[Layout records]
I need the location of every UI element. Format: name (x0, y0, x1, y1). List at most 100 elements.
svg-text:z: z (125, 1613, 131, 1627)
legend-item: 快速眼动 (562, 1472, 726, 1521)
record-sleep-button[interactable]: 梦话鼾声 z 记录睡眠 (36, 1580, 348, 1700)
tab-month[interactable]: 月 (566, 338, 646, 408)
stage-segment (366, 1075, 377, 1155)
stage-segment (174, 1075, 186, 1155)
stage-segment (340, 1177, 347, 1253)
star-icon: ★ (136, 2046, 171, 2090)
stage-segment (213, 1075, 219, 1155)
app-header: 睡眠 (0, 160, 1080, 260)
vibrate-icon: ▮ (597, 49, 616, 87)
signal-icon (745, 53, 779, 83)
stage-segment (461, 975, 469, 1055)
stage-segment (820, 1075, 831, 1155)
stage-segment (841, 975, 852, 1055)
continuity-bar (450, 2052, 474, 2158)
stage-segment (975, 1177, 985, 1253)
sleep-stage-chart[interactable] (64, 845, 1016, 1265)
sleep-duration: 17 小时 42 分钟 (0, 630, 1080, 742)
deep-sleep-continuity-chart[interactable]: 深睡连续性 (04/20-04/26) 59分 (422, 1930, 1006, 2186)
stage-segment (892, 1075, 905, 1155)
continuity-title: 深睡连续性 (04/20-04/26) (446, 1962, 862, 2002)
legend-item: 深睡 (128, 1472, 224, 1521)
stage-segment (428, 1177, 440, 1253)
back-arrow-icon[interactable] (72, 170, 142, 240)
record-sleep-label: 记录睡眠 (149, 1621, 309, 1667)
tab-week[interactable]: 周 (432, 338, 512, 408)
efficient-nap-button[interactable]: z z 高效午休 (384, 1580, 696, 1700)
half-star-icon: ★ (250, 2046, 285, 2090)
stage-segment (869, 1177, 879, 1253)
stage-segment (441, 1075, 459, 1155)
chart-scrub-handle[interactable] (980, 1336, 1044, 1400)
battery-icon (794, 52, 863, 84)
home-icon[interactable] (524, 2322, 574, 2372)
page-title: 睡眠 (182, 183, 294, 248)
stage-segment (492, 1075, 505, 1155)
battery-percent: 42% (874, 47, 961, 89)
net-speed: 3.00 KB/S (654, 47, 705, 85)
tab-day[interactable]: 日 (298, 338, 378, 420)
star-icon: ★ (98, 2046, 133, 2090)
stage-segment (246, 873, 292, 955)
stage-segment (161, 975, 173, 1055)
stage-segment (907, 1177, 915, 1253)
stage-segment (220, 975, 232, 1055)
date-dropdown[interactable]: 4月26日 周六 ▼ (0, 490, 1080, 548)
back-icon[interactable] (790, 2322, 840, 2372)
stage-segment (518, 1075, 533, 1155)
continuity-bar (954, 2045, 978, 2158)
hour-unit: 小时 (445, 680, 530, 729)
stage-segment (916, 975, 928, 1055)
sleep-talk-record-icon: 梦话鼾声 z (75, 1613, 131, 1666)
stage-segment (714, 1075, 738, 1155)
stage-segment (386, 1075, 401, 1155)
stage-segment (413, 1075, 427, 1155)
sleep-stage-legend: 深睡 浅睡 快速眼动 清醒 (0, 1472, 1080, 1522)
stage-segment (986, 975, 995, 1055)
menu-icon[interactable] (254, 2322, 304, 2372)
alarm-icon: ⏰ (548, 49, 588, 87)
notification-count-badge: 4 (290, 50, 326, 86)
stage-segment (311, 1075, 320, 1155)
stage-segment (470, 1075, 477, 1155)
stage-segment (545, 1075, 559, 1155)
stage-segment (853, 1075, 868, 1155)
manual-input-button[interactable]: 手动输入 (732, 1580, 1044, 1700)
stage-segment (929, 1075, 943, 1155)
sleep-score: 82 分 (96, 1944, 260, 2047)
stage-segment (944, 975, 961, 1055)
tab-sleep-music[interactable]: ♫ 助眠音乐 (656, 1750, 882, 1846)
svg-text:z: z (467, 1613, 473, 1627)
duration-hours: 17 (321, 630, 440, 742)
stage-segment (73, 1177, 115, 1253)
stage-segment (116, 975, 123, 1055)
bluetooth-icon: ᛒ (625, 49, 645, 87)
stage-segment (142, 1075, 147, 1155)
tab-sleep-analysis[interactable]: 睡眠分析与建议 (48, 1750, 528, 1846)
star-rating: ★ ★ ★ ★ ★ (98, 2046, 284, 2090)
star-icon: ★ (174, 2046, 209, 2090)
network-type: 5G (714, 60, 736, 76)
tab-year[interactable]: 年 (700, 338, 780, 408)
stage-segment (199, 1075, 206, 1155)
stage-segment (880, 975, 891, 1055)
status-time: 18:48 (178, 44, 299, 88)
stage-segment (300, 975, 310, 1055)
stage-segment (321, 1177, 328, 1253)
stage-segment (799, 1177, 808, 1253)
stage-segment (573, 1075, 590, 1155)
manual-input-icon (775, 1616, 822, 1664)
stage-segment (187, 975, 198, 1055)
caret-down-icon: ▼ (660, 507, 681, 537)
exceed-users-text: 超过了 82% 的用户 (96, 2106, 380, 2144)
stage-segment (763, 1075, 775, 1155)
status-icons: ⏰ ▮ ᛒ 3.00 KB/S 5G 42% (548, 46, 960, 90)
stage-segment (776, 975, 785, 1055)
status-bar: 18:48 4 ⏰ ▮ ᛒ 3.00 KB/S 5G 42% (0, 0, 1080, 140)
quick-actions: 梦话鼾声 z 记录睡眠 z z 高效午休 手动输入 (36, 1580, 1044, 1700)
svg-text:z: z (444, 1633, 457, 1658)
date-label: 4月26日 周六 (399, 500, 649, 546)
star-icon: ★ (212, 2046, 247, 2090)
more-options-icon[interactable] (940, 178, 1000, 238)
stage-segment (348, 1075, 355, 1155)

• **EXERCISE DETAILS**: Return every line of the records above, unchanged and in the same order.

• **RESULT FOR THIS TASK**:
I need the location of every UI element. Format: name (x0, y0, x1, y1). List at most 100 elements.
svg-text:z: z (125, 1613, 131, 1627)
legend-item: 快速眼动 (562, 1472, 726, 1521)
record-sleep-button[interactable]: 梦话鼾声 z 记录睡眠 (36, 1580, 348, 1700)
tab-month[interactable]: 月 (566, 338, 646, 408)
stage-segment (366, 1075, 377, 1155)
stage-segment (174, 1075, 186, 1155)
stage-segment (340, 1177, 347, 1253)
star-icon: ★ (136, 2046, 171, 2090)
stage-segment (213, 1075, 219, 1155)
app-header: 睡眠 (0, 160, 1080, 260)
vibrate-icon: ▮ (597, 49, 616, 87)
signal-icon (745, 53, 779, 83)
stage-segment (461, 975, 469, 1055)
stage-segment (820, 1075, 831, 1155)
stage-segment (841, 975, 852, 1055)
continuity-bar (450, 2052, 474, 2158)
stage-segment (975, 1177, 985, 1253)
sleep-stage-chart[interactable] (64, 845, 1016, 1265)
sleep-duration: 17 小时 42 分钟 (0, 630, 1080, 742)
deep-sleep-continuity-chart[interactable]: 深睡连续性 (04/20-04/26) 59分 (422, 1930, 1006, 2186)
stage-segment (892, 1075, 905, 1155)
continuity-title: 深睡连续性 (04/20-04/26) (446, 1962, 862, 2002)
legend-item: 深睡 (128, 1472, 224, 1521)
stage-segment (428, 1177, 440, 1253)
back-arrow-icon[interactable] (72, 170, 142, 240)
record-sleep-label: 记录睡眠 (149, 1621, 309, 1667)
tab-week[interactable]: 周 (432, 338, 512, 408)
efficient-nap-button[interactable]: z z 高效午休 (384, 1580, 696, 1700)
half-star-icon: ★ (250, 2046, 285, 2090)
stage-segment (869, 1177, 879, 1253)
stage-segment (441, 1075, 459, 1155)
chart-scrub-handle[interactable] (980, 1336, 1044, 1400)
battery-icon (794, 52, 863, 84)
home-icon[interactable] (524, 2322, 574, 2372)
page-title: 睡眠 (182, 183, 294, 248)
stage-segment (492, 1075, 505, 1155)
battery-percent: 42% (874, 47, 961, 89)
net-speed: 3.00 KB/S (654, 47, 705, 85)
tab-day[interactable]: 日 (298, 338, 378, 420)
star-icon: ★ (98, 2046, 133, 2090)
stage-segment (246, 873, 292, 955)
stage-segment (161, 975, 173, 1055)
stage-segment (907, 1177, 915, 1253)
stage-segment (220, 975, 232, 1055)
date-dropdown[interactable]: 4月26日 周六 ▼ (0, 490, 1080, 548)
back-icon[interactable] (790, 2322, 840, 2372)
stage-segment (518, 1075, 533, 1155)
continuity-bar (954, 2045, 978, 2158)
hour-unit: 小时 (445, 680, 530, 729)
stage-segment (916, 975, 928, 1055)
sleep-talk-record-icon: 梦话鼾声 z (75, 1613, 131, 1666)
stage-segment (714, 1075, 738, 1155)
stage-segment (386, 1075, 401, 1155)
stage-segment (413, 1075, 427, 1155)
sleep-stage-legend: 深睡 浅睡 快速眼动 清醒 (0, 1472, 1080, 1522)
stage-segment (986, 975, 995, 1055)
menu-icon[interactable] (254, 2322, 304, 2372)
alarm-icon: ⏰ (548, 49, 588, 87)
notification-count-badge: 4 (290, 50, 326, 86)
stage-segment (311, 1075, 320, 1155)
stage-segment (470, 1075, 477, 1155)
stage-segment (545, 1075, 559, 1155)
stage-segment (853, 1075, 868, 1155)
manual-input-button[interactable]: 手动输入 (732, 1580, 1044, 1700)
stage-segment (929, 1075, 943, 1155)
sleep-score: 82 分 (96, 1944, 260, 2047)
stage-segment (944, 975, 961, 1055)
tab-sleep-music[interactable]: ♫ 助眠音乐 (656, 1750, 882, 1846)
svg-text:z: z (467, 1613, 473, 1627)
duration-hours: 17 (321, 630, 440, 742)
stage-segment (73, 1177, 115, 1253)
stage-segment (116, 975, 123, 1055)
bluetooth-icon: ᛒ (625, 49, 645, 87)
stage-segment (142, 1075, 147, 1155)
tab-sleep-analysis[interactable]: 睡眠分析与建议 (48, 1750, 528, 1846)
star-rating: ★ ★ ★ ★ ★ (98, 2046, 284, 2090)
star-icon: ★ (174, 2046, 209, 2090)
network-type: 5G (714, 60, 736, 76)
tab-year[interactable]: 年 (700, 338, 780, 408)
stage-segment (199, 1075, 206, 1155)
stage-segment (880, 975, 891, 1055)
status-time: 18:48 (178, 44, 299, 88)
stage-segment (300, 975, 310, 1055)
stage-segment (321, 1177, 328, 1253)
stage-segment (799, 1177, 808, 1253)
stage-segment (573, 1075, 590, 1155)
manual-input-icon (775, 1616, 822, 1664)
stage-segment (187, 975, 198, 1055)
caret-down-icon: ▼ (660, 507, 681, 537)
exceed-users-text: 超过了 82% 的用户 (96, 2106, 380, 2144)
stage-segment (763, 1075, 775, 1155)
status-icons: ⏰ ▮ ᛒ 3.00 KB/S 5G 42% (548, 46, 960, 90)
stage-segment (776, 975, 785, 1055)
status-bar: 18:48 4 ⏰ ▮ ᛒ 3.00 KB/S 5G 42% (0, 0, 1080, 140)
quick-actions: 梦话鼾声 z 记录睡眠 z z 高效午休 手动输入 (36, 1580, 1044, 1700)
svg-text:z: z (444, 1633, 457, 1658)
date-label: 4月26日 周六 (399, 500, 649, 546)
star-icon: ★ (212, 2046, 247, 2090)
more-options-icon[interactable] (940, 178, 1000, 238)
stage-segment (348, 1075, 355, 1155)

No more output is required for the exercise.